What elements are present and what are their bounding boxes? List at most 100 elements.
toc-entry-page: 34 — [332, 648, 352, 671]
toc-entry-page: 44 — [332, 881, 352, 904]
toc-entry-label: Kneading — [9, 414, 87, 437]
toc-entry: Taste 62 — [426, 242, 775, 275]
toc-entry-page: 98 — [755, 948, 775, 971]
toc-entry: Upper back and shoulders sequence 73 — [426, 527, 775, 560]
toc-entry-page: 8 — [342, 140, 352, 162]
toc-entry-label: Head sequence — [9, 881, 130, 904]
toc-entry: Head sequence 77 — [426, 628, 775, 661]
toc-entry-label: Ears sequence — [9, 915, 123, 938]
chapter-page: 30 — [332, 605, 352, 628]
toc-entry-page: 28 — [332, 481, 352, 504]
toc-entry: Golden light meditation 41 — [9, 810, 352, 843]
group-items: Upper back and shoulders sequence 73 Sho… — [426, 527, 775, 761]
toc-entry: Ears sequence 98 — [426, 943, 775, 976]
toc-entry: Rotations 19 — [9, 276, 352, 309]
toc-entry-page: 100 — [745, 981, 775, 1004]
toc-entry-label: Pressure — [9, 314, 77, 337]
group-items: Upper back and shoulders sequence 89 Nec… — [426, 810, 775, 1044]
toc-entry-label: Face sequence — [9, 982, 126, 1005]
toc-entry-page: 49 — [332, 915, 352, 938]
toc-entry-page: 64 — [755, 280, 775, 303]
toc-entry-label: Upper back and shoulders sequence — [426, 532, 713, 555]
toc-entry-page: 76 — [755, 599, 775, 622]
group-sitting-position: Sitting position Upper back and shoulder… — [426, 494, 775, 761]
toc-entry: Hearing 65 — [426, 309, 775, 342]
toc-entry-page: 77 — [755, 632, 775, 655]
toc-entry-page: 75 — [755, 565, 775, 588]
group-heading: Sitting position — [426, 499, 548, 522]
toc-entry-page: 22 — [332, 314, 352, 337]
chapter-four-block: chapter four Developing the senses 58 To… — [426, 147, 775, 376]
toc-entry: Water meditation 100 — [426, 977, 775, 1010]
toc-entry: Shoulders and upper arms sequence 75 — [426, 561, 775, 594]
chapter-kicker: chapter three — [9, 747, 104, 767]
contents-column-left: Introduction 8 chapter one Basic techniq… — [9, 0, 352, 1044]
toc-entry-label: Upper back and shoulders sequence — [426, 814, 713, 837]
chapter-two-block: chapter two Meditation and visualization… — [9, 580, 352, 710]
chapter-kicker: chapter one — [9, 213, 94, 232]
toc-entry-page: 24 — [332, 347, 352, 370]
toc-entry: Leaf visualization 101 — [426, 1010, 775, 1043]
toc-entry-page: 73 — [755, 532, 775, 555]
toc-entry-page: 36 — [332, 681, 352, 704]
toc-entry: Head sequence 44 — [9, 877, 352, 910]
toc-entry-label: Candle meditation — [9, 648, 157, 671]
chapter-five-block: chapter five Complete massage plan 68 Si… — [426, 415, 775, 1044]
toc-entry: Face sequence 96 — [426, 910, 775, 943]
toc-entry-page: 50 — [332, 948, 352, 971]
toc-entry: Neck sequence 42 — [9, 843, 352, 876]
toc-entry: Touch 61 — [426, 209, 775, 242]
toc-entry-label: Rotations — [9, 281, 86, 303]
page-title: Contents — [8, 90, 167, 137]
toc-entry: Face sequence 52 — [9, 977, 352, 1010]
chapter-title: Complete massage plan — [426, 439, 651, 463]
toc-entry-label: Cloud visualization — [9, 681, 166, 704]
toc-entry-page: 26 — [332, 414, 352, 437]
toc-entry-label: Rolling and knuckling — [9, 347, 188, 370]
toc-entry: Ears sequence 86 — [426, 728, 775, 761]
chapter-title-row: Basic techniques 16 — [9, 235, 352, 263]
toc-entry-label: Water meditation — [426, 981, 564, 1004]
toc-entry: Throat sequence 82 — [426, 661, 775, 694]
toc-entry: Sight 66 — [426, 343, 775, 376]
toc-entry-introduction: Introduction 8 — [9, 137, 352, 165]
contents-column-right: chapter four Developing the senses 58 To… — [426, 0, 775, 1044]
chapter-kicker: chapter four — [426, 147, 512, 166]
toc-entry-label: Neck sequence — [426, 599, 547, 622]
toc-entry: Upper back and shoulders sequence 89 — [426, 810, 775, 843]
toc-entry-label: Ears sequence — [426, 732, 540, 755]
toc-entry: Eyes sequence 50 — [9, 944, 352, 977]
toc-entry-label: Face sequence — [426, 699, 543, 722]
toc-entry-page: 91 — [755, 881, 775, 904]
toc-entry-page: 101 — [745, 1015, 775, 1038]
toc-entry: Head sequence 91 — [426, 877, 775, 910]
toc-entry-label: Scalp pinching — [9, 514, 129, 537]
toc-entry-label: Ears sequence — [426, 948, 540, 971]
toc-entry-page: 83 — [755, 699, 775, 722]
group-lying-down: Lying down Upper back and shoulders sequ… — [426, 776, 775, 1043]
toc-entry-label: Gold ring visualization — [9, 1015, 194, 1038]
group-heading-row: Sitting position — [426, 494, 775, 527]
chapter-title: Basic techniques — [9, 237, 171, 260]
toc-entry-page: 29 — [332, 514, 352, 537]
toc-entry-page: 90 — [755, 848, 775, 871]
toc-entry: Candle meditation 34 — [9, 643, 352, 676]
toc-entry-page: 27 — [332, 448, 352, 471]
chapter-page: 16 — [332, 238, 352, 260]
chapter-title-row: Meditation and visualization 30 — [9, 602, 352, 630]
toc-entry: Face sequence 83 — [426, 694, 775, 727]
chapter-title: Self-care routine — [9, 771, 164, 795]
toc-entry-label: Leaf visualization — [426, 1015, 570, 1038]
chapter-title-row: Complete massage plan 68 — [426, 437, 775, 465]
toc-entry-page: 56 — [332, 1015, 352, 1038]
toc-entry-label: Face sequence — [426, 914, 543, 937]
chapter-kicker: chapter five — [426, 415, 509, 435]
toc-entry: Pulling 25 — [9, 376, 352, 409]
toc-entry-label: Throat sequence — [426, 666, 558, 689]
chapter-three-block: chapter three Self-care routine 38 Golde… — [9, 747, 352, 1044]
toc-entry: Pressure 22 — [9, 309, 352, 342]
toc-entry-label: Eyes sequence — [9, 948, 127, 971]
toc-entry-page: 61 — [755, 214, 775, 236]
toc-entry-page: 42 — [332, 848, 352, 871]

----------

Task requirements
Update the material above by replacing "Pressure" with "Compression" everywhere it appears, leaving everything else the same.

Written answer
What elements are present and what are their bounding boxes? List at most 100 elements.
toc-entry-page: 34 — [332, 648, 352, 671]
toc-entry-page: 44 — [332, 881, 352, 904]
toc-entry-label: Kneading — [9, 414, 87, 437]
toc-entry: Taste 62 — [426, 242, 775, 275]
toc-entry-page: 98 — [755, 948, 775, 971]
toc-entry: Upper back and shoulders sequence 73 — [426, 527, 775, 560]
toc-entry-page: 8 — [342, 140, 352, 162]
toc-entry-label: Head sequence — [9, 881, 130, 904]
toc-entry: Head sequence 77 — [426, 628, 775, 661]
toc-entry-label: Ears sequence — [9, 915, 123, 938]
chapter-page: 30 — [332, 605, 352, 628]
toc-entry-page: 28 — [332, 481, 352, 504]
toc-entry: Golden light meditation 41 — [9, 810, 352, 843]
group-items: Upper back and shoulders sequence 73 Sho… — [426, 527, 775, 761]
toc-entry: Ears sequence 98 — [426, 943, 775, 976]
toc-entry: Rotations 19 — [9, 276, 352, 309]
toc-entry-page: 100 — [745, 981, 775, 1004]
toc-entry-label: Compression — [9, 314, 77, 337]
group-items: Upper back and shoulders sequence 89 Nec… — [426, 810, 775, 1044]
toc-entry-label: Face sequence — [9, 982, 126, 1005]
toc-entry-page: 49 — [332, 915, 352, 938]
toc-entry-page: 64 — [755, 280, 775, 303]
toc-entry-label: Upper back and shoulders sequence — [426, 532, 713, 555]
toc-entry-page: 76 — [755, 599, 775, 622]
group-sitting-position: Sitting position Upper back and shoulder… — [426, 494, 775, 761]
toc-entry: Hearing 65 — [426, 309, 775, 342]
toc-entry-page: 77 — [755, 632, 775, 655]
toc-entry-page: 75 — [755, 565, 775, 588]
group-heading: Sitting position — [426, 499, 548, 522]
toc-entry-page: 22 — [332, 314, 352, 337]
chapter-four-block: chapter four Developing the senses 58 To… — [426, 147, 775, 376]
toc-entry: Water meditation 100 — [426, 977, 775, 1010]
toc-entry: Shoulders and upper arms sequence 75 — [426, 561, 775, 594]
chapter-kicker: chapter three — [9, 747, 104, 767]
contents-column-left: Introduction 8 chapter one Basic techniq… — [9, 0, 352, 1044]
toc-entry-label: Upper back and shoulders sequence — [426, 814, 713, 837]
chapter-two-block: chapter two Meditation and visualization… — [9, 580, 352, 710]
chapter-kicker: chapter one — [9, 213, 94, 232]
toc-entry-page: 24 — [332, 347, 352, 370]
toc-entry: Leaf visualization 101 — [426, 1010, 775, 1043]
toc-entry-page: 73 — [755, 532, 775, 555]
toc-entry-page: 36 — [332, 681, 352, 704]
toc-entry: Head sequence 44 — [9, 877, 352, 910]
toc-entry-label: Candle meditation — [9, 648, 157, 671]
chapter-five-block: chapter five Complete massage plan 68 Si… — [426, 415, 775, 1044]
toc-entry: Face sequence 96 — [426, 910, 775, 943]
toc-entry-page: 50 — [332, 948, 352, 971]
toc-entry: Neck sequence 42 — [9, 843, 352, 876]
toc-entry: Touch 61 — [426, 209, 775, 242]
toc-entry-label: Rotations — [9, 281, 86, 303]
page-title: Contents — [8, 90, 167, 137]
toc-entry: Face sequence 52 — [9, 977, 352, 1010]
chapter-title: Complete massage plan — [426, 439, 651, 463]
toc-entry-label: Cloud visualization — [9, 681, 166, 704]
toc-entry-page: 26 — [332, 414, 352, 437]
toc-entry-label: Rolling and knuckling — [9, 347, 188, 370]
toc-entry: Ears sequence 86 — [426, 728, 775, 761]
chapter-title-row: Basic techniques 16 — [9, 235, 352, 263]
toc-entry-label: Water meditation — [426, 981, 564, 1004]
toc-entry: Throat sequence 82 — [426, 661, 775, 694]
toc-entry: Sight 66 — [426, 343, 775, 376]
toc-entry-introduction: Introduction 8 — [9, 137, 352, 165]
contents-column-right: chapter four Developing the senses 58 To… — [426, 0, 775, 1044]
chapter-kicker: chapter four — [426, 147, 512, 166]
toc-entry-label: Neck sequence — [426, 599, 547, 622]
toc-entry: Upper back and shoulders sequence 89 — [426, 810, 775, 843]
toc-entry-label: Ears sequence — [426, 732, 540, 755]
toc-entry: Eyes sequence 50 — [9, 944, 352, 977]
toc-entry-label: Face sequence — [426, 699, 543, 722]
toc-entry-page: 91 — [755, 881, 775, 904]
toc-entry-page: 101 — [745, 1015, 775, 1038]
toc-entry: Head sequence 91 — [426, 877, 775, 910]
toc-entry-label: Scalp pinching — [9, 514, 129, 537]
toc-entry-label: Ears sequence — [426, 948, 540, 971]
toc-entry-page: 83 — [755, 699, 775, 722]
group-lying-down: Lying down Upper back and shoulders sequ… — [426, 776, 775, 1043]
toc-entry-label: Gold ring visualization — [9, 1015, 194, 1038]
group-heading-row: Sitting position — [426, 494, 775, 527]
chapter-title: Basic techniques — [9, 237, 171, 260]
toc-entry-page: 29 — [332, 514, 352, 537]
toc-entry-page: 90 — [755, 848, 775, 871]
toc-entry: Candle meditation 34 — [9, 643, 352, 676]
toc-entry-page: 27 — [332, 448, 352, 471]
chapter-page: 16 — [332, 238, 352, 260]
chapter-title-row: Meditation and visualization 30 — [9, 602, 352, 630]
toc-entry: Face sequence 83 — [426, 694, 775, 727]
chapter-title: Self-care routine — [9, 771, 164, 795]
toc-entry-label: Leaf visualization — [426, 1015, 570, 1038]
chapter-title-row: Complete massage plan 68 — [426, 437, 775, 465]
toc-entry-page: 56 — [332, 1015, 352, 1038]
toc-entry-label: Face sequence — [426, 914, 543, 937]
chapter-kicker: chapter five — [426, 415, 509, 435]
toc-entry: Pulling 25 — [9, 376, 352, 409]
toc-entry-label: Throat sequence — [426, 666, 558, 689]
chapter-three-block: chapter three Self-care routine 38 Golde… — [9, 747, 352, 1044]
toc-entry: Compression 22 — [9, 309, 352, 342]
toc-entry-label: Eyes sequence — [9, 948, 127, 971]
toc-entry-page: 61 — [755, 214, 775, 236]
toc-entry-page: 42 — [332, 848, 352, 871]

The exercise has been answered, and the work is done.